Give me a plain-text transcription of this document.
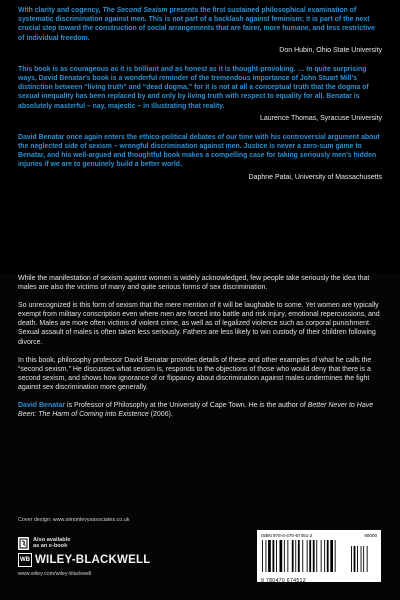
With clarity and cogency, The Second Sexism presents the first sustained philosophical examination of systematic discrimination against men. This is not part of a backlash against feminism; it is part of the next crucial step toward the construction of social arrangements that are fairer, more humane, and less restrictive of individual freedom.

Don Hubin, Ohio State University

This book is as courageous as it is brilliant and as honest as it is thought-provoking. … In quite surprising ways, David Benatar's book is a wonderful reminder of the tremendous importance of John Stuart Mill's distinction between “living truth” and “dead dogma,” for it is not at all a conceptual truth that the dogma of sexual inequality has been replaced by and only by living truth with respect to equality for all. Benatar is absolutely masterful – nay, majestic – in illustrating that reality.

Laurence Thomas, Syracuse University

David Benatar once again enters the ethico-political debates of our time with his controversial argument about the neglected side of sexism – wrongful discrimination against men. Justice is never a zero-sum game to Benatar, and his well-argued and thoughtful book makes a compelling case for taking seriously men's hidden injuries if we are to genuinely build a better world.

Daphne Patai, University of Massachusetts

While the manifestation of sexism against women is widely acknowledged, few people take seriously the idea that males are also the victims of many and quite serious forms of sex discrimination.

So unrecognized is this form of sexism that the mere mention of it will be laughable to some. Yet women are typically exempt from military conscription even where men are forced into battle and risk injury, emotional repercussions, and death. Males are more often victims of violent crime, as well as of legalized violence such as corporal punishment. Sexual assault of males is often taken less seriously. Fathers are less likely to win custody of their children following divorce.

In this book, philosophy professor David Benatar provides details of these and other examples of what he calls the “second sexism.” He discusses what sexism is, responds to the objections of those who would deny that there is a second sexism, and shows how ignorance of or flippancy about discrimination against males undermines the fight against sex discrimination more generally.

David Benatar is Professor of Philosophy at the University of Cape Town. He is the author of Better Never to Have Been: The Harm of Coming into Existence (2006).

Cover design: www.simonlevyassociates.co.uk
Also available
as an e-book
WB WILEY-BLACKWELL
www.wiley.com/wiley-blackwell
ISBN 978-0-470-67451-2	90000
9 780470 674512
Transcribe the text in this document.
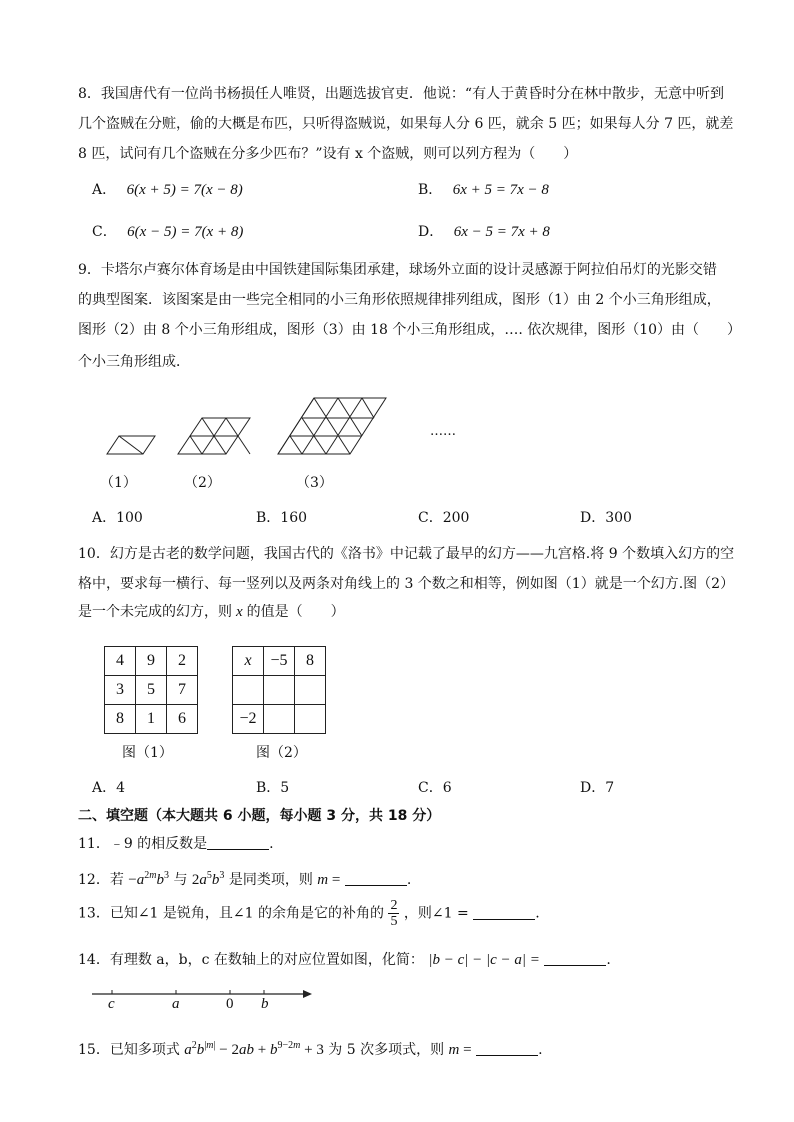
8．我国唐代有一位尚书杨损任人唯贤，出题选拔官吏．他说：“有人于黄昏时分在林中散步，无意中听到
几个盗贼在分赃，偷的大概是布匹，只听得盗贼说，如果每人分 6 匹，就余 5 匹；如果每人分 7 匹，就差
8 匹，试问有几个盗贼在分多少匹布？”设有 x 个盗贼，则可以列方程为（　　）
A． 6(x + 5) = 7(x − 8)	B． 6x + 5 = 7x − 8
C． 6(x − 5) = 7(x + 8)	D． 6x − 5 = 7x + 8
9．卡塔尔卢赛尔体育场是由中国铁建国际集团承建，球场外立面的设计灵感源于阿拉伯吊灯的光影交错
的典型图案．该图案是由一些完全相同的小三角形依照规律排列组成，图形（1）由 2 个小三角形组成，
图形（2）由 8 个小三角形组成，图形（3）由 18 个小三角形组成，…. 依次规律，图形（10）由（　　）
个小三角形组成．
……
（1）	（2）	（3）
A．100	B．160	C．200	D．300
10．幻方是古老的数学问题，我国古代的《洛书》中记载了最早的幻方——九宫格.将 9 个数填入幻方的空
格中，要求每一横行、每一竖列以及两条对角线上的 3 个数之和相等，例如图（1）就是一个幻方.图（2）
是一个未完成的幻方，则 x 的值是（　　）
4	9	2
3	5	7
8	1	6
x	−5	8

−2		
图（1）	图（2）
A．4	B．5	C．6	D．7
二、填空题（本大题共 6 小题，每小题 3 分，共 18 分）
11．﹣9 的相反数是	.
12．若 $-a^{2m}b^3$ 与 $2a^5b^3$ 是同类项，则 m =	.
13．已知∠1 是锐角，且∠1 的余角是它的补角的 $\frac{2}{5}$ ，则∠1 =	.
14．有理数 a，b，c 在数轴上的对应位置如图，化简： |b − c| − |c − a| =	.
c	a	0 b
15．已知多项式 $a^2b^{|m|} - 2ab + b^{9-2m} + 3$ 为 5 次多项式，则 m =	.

▶ Directive:
Which lines hold the word "University"? Copy all of them.

▶ Completed task:
Don Hubin, Ohio State University
Laurence Thomas, Syracuse University
Daphne Patai, University of Massachusetts
David Benatar is Professor of Philosophy at the University of Cape Town. He is the author of Better Never to Have Been: The Harm of Coming into Existence (2006).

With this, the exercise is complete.